PROBLEM TO SOLVE: Report the count of lines below that include "ссылки", without any other text.
--
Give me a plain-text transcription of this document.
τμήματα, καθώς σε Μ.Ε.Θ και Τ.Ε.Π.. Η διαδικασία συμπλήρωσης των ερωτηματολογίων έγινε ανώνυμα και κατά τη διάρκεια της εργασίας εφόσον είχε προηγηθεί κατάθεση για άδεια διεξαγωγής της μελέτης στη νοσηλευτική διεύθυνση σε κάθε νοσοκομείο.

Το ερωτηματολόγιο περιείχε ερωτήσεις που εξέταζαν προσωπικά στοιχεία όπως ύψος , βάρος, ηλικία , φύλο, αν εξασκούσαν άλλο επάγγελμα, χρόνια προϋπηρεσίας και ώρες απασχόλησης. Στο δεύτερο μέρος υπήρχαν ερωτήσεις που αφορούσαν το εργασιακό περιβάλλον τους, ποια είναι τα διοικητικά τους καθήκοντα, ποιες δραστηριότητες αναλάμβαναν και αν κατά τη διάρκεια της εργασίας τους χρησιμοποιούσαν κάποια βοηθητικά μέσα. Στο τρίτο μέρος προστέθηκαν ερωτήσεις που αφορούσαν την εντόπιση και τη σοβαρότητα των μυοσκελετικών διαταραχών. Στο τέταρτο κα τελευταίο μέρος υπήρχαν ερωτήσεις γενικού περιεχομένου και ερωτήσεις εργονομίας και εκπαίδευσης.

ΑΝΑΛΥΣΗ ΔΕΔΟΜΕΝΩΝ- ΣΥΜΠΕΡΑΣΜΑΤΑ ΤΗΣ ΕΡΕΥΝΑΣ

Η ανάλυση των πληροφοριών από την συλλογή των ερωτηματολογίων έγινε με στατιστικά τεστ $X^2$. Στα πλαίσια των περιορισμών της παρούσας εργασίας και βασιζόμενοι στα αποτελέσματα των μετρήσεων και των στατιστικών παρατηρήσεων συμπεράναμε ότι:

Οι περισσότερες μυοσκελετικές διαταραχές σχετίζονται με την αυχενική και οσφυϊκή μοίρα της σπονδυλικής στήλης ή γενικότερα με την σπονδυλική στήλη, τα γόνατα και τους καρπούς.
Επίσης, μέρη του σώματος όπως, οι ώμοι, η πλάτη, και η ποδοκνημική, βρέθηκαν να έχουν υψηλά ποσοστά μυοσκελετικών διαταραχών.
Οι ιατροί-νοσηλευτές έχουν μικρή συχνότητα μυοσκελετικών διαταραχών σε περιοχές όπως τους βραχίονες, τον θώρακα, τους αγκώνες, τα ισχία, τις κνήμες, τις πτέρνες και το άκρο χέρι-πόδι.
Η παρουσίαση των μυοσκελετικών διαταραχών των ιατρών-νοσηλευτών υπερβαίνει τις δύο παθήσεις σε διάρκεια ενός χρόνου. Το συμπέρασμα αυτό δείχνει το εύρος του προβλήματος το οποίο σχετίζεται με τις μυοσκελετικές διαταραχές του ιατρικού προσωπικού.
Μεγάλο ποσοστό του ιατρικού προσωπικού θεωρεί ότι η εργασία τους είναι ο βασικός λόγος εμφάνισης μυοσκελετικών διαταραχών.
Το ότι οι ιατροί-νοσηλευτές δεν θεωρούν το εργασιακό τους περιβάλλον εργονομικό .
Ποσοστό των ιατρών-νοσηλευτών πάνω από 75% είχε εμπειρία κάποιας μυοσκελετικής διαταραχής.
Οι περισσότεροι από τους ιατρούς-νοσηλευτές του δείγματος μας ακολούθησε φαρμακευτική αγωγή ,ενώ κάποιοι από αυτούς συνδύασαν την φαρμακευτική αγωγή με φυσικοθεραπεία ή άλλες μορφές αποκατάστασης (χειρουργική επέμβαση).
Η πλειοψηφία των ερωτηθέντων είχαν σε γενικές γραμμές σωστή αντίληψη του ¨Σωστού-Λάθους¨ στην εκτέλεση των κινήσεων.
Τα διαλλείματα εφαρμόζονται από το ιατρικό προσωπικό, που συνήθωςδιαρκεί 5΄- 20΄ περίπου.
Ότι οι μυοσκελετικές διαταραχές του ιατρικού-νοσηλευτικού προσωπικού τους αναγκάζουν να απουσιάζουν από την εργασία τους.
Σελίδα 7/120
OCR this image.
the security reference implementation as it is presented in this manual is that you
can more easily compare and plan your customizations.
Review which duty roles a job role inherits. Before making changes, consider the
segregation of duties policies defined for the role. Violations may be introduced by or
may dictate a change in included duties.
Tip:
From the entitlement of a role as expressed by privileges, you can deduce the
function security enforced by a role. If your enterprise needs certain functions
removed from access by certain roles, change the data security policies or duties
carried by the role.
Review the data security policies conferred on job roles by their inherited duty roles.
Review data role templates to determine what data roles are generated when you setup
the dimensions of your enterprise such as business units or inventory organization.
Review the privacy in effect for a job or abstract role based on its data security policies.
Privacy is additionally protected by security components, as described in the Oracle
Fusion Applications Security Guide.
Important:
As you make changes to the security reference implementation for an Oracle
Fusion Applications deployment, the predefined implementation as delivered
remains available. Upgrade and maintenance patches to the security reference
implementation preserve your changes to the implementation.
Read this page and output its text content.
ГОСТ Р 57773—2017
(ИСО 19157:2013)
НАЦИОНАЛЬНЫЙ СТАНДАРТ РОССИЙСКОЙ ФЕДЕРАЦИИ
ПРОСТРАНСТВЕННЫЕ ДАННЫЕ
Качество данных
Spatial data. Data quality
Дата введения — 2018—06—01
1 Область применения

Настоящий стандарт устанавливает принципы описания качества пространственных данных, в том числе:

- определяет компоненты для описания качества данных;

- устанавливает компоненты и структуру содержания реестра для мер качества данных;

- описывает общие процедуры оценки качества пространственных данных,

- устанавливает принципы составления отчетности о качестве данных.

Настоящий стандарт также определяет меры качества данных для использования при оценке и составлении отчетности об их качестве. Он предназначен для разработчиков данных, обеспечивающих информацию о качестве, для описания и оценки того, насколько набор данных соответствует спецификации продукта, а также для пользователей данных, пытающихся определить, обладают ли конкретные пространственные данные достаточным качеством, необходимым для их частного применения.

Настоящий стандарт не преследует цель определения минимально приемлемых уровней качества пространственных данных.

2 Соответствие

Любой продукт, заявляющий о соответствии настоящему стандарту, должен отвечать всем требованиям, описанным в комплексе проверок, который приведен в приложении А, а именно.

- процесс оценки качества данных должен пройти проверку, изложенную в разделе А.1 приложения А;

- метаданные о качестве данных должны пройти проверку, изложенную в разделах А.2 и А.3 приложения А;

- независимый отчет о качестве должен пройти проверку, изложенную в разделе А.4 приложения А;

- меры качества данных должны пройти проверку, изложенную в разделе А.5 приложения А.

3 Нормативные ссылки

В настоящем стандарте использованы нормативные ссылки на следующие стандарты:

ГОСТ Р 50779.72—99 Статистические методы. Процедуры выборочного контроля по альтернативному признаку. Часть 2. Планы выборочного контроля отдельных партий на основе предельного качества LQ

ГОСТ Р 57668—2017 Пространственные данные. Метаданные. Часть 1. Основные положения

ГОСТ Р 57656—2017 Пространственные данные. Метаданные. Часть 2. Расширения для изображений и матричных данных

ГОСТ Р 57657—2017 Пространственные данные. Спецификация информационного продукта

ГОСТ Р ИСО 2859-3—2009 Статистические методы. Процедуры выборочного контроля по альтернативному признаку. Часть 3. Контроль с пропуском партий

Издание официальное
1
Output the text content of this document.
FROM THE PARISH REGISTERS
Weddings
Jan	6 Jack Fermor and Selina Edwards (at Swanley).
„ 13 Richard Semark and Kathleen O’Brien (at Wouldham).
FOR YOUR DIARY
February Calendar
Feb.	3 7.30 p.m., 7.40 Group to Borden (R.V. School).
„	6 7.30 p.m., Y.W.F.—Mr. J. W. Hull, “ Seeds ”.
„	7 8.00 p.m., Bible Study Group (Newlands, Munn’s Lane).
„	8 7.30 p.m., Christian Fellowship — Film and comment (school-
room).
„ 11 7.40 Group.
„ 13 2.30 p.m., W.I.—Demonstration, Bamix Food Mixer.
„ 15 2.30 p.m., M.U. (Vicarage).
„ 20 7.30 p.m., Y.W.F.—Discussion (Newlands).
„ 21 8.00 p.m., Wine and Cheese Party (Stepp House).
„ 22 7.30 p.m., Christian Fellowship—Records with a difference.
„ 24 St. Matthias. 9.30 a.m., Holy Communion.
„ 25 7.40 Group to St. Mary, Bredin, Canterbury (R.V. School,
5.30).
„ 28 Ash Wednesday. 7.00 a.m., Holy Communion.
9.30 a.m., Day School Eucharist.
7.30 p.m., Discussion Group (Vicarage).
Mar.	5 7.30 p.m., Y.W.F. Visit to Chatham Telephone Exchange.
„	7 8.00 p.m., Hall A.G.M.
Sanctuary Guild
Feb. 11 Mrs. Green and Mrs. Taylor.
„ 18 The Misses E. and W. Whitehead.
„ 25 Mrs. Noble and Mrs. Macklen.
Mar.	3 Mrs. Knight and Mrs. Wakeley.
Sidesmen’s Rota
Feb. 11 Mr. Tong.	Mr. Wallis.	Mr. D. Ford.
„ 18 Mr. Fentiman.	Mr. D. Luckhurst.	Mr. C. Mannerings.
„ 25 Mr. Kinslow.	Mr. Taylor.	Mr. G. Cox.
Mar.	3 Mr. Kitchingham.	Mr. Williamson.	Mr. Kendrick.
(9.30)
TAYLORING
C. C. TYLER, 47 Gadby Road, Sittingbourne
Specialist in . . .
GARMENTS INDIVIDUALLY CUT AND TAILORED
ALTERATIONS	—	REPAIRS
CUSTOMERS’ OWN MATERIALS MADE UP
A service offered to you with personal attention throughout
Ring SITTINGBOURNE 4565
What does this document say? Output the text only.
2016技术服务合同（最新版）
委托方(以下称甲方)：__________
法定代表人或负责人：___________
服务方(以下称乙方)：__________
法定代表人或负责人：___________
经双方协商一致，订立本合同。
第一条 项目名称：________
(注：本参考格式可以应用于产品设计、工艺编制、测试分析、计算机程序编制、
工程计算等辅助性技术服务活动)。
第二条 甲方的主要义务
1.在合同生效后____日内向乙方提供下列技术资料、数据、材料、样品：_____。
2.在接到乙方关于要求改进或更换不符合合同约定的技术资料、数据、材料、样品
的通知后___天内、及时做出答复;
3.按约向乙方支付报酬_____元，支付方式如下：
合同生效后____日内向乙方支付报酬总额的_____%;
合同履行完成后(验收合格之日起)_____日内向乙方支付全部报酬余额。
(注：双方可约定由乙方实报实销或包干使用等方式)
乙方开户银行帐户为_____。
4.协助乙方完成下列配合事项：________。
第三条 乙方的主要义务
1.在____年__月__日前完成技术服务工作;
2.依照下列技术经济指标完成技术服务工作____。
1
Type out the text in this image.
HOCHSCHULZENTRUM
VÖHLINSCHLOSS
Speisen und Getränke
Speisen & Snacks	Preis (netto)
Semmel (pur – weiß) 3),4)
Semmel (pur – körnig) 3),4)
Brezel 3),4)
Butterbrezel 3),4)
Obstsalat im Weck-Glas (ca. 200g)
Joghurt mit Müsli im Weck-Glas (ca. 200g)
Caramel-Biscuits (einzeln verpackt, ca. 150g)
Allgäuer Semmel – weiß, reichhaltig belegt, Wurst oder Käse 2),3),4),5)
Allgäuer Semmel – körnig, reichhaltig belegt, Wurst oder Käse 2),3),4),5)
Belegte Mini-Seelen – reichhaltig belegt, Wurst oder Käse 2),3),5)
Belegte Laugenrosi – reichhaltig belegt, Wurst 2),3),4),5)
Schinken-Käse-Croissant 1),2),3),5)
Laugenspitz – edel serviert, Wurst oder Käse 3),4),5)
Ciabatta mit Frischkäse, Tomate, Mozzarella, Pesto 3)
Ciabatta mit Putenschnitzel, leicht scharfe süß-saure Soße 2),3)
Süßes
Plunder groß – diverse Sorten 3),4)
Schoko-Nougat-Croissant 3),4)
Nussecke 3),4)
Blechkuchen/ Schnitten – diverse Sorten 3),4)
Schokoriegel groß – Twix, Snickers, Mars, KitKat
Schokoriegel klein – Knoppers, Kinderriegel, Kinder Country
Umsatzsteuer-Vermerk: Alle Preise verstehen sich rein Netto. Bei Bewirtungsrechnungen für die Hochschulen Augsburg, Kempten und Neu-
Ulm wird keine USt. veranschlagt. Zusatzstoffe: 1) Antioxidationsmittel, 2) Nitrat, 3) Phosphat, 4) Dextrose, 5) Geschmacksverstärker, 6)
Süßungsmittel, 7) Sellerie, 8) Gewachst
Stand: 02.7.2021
--
WRITTEN REPLY: 2